::: GIVEN INFORMATION

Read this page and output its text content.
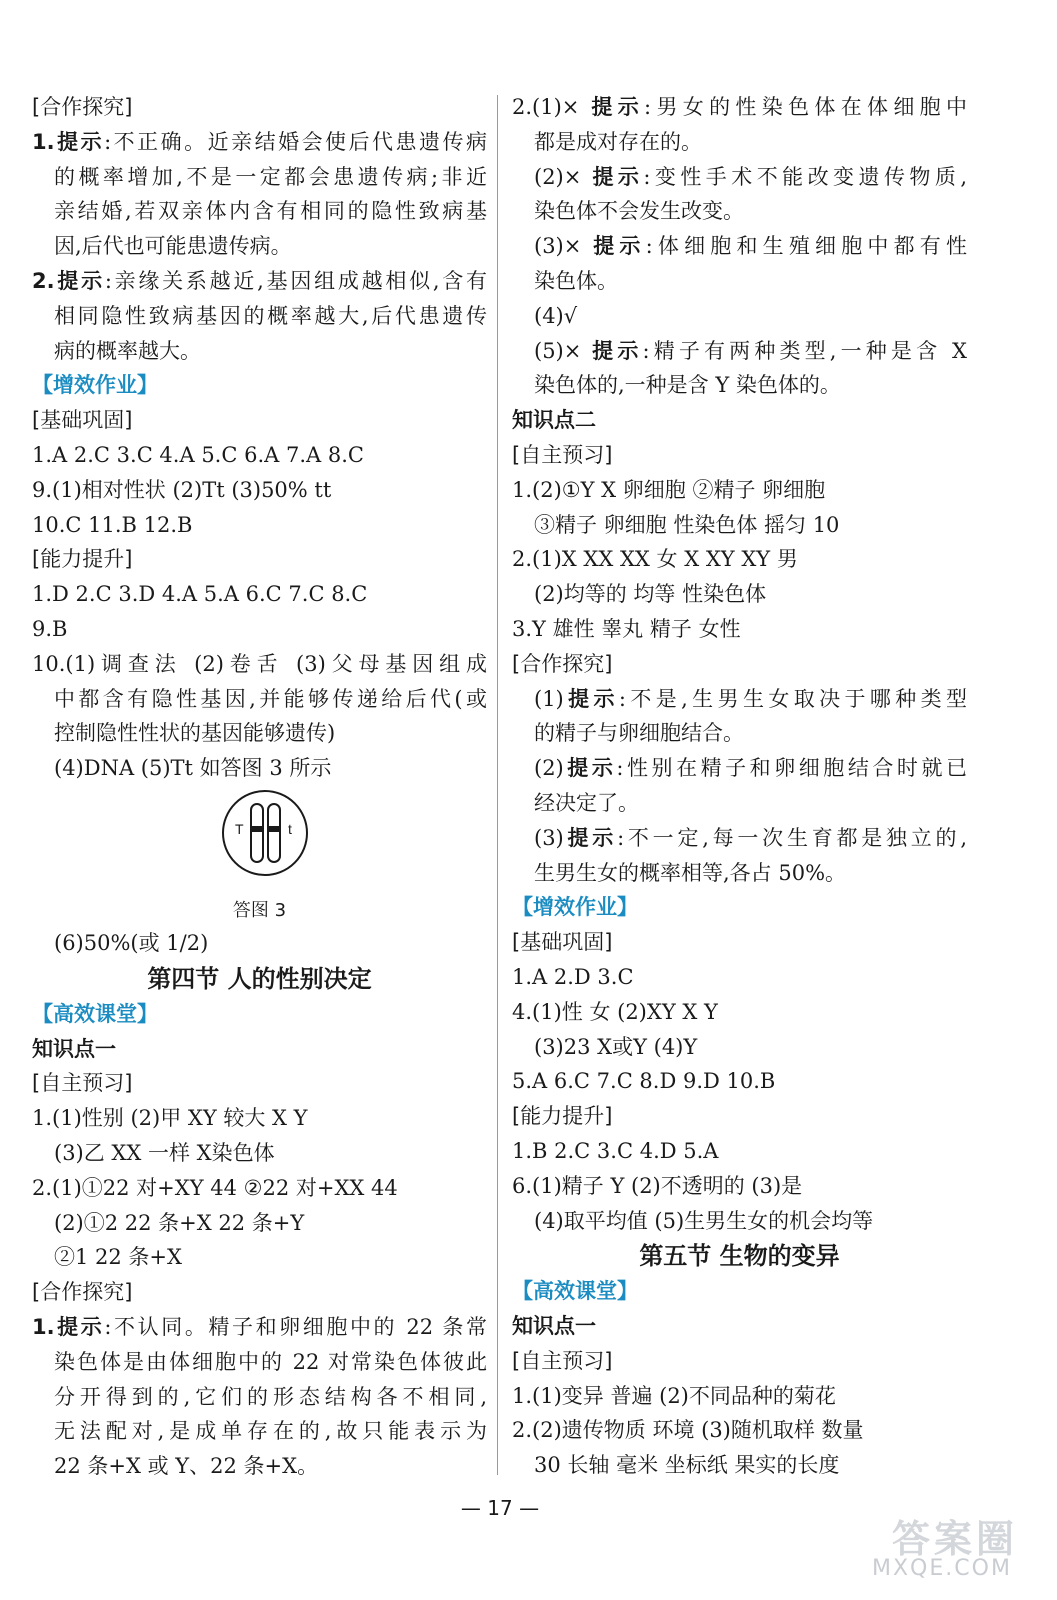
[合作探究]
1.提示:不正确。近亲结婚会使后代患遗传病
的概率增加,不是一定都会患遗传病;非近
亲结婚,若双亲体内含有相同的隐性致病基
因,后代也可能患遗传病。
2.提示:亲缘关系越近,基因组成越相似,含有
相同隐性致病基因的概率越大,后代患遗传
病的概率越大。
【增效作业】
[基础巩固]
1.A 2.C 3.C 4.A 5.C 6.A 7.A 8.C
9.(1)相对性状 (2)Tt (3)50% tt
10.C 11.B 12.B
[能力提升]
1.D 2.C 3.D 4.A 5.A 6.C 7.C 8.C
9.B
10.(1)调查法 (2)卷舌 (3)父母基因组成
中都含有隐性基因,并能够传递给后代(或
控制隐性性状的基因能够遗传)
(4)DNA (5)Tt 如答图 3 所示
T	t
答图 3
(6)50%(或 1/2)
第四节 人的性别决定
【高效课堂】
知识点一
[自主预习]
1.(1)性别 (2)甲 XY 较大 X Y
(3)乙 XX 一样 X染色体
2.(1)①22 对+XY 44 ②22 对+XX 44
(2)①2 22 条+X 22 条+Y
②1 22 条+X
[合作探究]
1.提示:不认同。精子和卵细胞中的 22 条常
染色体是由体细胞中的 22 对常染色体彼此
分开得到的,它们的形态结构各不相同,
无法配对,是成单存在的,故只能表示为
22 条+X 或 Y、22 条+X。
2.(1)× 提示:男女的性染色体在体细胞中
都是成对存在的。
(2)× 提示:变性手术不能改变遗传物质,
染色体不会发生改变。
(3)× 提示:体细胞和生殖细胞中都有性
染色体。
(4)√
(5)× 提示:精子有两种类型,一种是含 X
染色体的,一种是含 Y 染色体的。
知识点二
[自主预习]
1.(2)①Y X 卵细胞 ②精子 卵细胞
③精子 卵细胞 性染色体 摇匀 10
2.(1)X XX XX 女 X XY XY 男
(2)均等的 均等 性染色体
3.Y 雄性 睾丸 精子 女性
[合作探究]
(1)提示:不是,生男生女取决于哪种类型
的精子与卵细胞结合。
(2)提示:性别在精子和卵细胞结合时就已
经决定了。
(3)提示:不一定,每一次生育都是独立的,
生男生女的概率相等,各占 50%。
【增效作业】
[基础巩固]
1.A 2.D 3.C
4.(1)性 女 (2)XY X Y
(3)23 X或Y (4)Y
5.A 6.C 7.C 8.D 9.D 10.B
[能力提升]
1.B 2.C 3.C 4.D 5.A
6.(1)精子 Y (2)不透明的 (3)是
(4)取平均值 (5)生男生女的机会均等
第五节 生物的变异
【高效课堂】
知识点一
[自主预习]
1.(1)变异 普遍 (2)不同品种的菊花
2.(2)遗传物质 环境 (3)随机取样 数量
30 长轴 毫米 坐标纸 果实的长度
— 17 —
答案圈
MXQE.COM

::::::
::: GIVEN INFORMATION

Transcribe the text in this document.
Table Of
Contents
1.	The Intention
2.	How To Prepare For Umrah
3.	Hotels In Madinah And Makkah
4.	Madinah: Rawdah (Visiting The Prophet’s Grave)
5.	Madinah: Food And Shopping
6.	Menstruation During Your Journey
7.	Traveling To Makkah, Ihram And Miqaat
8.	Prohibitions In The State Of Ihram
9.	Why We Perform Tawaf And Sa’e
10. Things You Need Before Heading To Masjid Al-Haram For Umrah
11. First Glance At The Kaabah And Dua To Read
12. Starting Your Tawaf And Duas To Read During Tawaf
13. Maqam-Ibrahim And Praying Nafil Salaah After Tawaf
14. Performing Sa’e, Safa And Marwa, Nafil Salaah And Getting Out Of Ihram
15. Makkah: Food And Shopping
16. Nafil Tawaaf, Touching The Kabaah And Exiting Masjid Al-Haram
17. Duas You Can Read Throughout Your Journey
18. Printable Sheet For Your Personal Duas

::::::

Locate the word "this" in the entries, and copy every line where it is found.

Read this page and output its text content.
Transcribe the text in this document.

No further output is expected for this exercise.